### The exercise
Set out every line bearing the string "name".

Source data

** begin **

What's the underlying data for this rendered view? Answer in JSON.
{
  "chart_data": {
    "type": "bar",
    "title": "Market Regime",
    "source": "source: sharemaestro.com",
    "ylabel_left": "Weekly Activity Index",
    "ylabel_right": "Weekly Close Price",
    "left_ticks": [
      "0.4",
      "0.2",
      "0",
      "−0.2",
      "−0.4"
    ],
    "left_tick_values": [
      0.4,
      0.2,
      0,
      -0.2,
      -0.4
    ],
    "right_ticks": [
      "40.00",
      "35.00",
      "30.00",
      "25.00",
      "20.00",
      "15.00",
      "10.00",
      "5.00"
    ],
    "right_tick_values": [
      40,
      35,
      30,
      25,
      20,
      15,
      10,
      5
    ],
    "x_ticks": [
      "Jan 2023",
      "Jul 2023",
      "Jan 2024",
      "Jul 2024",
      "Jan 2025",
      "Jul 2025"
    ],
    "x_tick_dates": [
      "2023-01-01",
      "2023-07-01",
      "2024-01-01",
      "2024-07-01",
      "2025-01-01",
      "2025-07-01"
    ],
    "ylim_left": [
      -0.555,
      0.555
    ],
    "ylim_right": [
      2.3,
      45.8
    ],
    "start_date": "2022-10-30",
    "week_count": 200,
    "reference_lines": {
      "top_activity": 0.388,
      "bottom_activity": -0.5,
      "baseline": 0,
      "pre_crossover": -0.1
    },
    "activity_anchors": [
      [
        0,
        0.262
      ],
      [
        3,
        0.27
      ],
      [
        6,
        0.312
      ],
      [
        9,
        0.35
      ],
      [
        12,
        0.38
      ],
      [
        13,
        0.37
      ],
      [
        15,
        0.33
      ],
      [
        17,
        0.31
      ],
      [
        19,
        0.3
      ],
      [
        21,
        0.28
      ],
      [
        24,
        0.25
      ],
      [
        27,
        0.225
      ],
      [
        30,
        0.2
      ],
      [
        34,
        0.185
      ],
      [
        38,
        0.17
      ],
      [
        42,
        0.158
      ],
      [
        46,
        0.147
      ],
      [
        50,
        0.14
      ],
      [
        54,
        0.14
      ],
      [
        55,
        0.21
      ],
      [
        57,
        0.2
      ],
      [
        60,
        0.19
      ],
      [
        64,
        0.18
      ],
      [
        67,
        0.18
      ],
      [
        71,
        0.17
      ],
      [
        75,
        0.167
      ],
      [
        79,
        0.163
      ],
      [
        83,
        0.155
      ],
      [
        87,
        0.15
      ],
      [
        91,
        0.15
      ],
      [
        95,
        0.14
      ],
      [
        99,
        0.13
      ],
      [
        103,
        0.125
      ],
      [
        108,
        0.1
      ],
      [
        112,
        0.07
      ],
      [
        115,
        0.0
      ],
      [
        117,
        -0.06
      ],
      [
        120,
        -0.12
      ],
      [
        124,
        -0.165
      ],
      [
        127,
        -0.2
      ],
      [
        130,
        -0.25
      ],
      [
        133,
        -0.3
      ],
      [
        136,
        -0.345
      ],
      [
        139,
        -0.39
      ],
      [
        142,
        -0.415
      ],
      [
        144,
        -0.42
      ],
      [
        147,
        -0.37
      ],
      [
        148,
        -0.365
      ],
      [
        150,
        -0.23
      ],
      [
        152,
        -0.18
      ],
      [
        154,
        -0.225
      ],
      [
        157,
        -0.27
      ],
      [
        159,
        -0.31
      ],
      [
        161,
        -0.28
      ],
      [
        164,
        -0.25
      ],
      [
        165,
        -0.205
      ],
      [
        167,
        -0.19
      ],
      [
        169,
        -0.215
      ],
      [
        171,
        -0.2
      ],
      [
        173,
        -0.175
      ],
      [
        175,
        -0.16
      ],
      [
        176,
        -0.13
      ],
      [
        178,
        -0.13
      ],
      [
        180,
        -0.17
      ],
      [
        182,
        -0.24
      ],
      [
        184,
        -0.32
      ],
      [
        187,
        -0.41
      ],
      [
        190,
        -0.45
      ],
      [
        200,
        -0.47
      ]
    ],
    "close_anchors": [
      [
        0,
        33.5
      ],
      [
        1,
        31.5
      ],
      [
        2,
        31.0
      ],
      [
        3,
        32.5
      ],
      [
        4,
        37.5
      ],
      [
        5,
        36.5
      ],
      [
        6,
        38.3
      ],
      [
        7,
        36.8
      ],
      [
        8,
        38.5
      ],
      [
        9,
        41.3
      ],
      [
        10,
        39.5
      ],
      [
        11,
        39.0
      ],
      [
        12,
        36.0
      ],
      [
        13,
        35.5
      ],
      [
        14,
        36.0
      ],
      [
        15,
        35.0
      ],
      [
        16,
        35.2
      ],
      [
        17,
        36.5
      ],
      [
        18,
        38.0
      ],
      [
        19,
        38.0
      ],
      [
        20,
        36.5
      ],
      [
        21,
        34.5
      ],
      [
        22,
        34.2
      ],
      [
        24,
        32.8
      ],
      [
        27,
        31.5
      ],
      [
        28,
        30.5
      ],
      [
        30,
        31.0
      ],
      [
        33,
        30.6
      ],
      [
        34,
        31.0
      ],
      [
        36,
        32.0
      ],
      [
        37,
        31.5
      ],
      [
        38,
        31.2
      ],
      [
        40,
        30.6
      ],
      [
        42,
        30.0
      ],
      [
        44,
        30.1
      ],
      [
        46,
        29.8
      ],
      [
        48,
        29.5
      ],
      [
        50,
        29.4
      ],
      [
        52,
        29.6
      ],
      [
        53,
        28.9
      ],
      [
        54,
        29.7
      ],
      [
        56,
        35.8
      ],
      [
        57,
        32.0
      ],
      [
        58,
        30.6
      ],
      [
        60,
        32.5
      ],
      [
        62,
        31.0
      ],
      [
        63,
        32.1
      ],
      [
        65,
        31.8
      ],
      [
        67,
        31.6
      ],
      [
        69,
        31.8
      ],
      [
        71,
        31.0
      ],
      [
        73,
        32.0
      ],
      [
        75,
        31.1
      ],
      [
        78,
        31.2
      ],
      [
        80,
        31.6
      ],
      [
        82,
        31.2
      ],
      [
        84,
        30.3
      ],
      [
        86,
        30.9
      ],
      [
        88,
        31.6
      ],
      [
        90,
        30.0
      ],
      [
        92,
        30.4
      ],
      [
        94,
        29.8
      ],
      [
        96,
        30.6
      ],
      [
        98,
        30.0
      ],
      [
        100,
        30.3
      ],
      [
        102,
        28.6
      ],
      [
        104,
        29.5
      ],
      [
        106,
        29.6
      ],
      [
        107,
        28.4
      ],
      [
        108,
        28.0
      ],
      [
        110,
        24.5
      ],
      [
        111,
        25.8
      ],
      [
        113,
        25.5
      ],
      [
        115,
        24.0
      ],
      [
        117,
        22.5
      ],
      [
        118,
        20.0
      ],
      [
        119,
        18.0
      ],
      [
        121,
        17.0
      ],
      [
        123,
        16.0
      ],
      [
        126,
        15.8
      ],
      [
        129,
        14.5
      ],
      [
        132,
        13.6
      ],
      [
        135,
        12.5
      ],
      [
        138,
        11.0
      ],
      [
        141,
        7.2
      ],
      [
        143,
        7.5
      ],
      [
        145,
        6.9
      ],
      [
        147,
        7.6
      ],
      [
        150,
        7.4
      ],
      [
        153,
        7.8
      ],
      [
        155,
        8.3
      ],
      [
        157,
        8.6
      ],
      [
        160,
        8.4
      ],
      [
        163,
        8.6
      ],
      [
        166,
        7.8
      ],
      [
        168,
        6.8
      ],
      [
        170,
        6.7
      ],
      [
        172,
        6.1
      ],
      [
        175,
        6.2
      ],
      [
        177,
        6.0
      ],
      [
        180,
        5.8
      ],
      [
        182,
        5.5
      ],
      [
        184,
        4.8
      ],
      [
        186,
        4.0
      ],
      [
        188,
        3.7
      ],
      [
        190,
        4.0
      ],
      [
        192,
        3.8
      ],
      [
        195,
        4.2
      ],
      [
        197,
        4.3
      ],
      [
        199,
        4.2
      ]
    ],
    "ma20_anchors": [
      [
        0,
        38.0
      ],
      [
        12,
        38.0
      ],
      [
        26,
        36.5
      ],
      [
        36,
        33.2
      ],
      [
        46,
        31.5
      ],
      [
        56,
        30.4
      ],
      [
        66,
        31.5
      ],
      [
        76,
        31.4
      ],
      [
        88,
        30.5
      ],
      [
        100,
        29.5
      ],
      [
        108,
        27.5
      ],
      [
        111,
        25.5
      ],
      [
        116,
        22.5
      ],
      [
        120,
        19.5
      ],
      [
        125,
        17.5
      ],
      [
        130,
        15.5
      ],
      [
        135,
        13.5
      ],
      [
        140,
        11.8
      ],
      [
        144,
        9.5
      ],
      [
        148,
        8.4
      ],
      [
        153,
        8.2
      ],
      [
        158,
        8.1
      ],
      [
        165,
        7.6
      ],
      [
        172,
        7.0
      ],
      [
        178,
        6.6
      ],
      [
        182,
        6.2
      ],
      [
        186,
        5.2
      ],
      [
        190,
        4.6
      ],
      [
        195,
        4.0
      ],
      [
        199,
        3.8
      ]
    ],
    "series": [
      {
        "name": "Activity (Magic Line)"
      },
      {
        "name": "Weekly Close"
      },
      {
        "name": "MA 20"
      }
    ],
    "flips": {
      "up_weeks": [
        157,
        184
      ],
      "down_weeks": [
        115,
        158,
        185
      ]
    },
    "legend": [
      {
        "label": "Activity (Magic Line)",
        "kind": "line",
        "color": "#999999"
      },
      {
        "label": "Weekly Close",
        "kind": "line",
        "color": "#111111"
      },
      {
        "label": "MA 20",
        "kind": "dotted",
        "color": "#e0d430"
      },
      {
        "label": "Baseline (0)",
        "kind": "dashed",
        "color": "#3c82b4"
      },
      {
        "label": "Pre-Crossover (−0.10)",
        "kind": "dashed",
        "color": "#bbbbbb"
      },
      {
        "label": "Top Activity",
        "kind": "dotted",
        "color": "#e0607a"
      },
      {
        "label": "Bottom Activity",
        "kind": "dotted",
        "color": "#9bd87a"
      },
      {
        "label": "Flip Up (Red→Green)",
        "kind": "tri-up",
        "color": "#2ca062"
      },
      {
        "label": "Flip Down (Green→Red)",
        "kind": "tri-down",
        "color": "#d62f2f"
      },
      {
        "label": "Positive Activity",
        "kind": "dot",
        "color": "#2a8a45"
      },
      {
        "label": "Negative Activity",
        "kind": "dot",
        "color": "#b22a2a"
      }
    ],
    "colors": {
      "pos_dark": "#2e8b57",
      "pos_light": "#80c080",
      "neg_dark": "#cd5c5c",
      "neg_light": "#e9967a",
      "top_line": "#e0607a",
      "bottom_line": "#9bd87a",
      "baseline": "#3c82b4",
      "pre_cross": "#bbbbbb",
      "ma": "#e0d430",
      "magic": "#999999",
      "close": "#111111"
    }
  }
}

** end **

### Written solution
        "name": "Activity (Magic Line)"
        "name": "Weekly Close"
        "name": "MA 20"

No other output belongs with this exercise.